- [Task to complete]:
Each line containing the word "Energy" needs to be copied.

[start]

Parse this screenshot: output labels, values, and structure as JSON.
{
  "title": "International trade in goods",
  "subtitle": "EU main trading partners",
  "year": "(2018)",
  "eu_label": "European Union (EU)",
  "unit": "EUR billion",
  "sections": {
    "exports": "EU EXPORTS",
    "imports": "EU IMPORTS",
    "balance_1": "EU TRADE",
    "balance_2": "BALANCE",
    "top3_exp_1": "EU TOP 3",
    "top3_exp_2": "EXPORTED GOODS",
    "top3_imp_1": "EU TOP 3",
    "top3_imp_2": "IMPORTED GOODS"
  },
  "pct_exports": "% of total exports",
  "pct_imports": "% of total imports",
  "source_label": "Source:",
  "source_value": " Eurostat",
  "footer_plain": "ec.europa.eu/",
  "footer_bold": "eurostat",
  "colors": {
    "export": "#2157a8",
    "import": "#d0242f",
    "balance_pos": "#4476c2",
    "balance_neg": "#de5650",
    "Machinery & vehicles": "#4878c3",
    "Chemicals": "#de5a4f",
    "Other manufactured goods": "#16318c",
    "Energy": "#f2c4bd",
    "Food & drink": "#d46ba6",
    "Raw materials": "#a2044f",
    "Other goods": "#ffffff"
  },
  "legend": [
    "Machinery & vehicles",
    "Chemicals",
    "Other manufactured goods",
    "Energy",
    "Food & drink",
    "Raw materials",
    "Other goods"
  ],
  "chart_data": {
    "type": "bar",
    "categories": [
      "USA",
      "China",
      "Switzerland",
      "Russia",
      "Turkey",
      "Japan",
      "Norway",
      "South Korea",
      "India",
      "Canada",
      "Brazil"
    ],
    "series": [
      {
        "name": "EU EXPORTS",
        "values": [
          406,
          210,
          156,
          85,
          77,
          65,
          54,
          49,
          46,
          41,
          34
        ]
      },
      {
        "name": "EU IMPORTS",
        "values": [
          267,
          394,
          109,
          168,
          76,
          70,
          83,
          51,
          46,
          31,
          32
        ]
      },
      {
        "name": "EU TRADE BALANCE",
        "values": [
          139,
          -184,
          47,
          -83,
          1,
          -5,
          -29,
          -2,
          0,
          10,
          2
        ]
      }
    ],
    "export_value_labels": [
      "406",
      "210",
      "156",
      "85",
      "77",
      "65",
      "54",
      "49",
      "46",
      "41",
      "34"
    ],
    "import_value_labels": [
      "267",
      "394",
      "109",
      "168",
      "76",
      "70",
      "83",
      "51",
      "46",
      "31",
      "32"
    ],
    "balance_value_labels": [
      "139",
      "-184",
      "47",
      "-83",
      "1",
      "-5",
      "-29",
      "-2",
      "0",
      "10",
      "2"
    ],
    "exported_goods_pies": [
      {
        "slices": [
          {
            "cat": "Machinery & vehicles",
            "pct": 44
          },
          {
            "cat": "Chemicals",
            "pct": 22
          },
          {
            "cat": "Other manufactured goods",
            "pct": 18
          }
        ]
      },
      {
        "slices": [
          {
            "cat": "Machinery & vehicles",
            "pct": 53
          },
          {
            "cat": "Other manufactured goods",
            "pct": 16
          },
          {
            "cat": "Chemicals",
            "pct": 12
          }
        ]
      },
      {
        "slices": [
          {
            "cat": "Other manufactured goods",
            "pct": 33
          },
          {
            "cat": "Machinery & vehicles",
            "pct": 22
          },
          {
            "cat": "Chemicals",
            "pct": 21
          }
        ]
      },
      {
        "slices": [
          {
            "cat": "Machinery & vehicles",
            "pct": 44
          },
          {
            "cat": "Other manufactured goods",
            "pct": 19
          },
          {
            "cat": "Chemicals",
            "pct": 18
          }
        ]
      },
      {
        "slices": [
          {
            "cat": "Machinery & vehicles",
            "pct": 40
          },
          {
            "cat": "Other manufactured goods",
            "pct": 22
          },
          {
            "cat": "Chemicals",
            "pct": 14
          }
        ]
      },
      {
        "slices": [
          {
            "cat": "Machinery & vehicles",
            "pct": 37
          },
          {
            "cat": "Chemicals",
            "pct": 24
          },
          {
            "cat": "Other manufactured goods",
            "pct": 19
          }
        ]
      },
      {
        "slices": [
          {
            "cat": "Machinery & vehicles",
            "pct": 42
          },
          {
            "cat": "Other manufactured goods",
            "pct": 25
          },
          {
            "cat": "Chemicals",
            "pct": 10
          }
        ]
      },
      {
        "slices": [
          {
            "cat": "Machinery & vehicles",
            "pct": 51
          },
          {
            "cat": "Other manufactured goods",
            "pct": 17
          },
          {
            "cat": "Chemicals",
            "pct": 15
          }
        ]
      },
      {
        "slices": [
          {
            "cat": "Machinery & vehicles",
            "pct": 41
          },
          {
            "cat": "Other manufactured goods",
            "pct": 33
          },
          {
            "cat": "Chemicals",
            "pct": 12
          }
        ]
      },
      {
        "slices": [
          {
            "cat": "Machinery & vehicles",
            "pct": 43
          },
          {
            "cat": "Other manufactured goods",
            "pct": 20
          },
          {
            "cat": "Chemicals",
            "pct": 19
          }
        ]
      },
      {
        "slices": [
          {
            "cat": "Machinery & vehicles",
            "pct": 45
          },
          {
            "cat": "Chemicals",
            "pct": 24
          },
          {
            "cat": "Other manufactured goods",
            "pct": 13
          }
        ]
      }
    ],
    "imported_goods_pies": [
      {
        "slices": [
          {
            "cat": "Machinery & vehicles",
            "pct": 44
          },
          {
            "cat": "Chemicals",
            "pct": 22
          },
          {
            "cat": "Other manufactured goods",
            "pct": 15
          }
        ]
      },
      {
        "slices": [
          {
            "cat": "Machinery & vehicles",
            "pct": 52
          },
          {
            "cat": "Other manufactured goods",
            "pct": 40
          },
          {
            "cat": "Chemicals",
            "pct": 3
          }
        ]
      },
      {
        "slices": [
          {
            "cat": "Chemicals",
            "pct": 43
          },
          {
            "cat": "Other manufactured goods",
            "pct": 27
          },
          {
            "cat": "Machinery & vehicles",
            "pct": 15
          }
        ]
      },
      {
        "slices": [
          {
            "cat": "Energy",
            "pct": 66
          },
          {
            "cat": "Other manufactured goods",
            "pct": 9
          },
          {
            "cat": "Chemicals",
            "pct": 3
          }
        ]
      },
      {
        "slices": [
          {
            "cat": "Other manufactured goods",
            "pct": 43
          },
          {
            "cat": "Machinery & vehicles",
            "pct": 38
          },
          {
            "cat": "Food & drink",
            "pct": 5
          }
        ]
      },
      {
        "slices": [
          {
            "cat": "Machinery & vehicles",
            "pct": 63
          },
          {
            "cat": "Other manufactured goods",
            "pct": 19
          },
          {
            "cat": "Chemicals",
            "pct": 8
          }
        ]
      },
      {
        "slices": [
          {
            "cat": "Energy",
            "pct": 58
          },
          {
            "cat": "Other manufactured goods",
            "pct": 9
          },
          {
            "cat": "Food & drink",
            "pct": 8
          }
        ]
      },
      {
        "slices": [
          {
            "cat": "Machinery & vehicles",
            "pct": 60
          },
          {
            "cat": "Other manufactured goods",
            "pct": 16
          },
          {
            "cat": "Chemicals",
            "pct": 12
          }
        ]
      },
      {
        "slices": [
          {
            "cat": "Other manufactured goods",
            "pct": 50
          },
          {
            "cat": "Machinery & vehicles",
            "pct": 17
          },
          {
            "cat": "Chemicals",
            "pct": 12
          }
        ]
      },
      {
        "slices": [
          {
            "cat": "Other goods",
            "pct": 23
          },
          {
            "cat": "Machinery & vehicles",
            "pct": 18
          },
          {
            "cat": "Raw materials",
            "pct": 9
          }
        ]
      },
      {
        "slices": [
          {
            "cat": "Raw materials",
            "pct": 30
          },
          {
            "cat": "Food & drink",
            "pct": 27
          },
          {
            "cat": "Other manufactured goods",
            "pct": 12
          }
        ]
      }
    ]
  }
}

[end]

- [Task answer]:
    "Energy": "#f2c4bd",
    "Energy",
            "cat": "Energy",
            "cat": "Energy",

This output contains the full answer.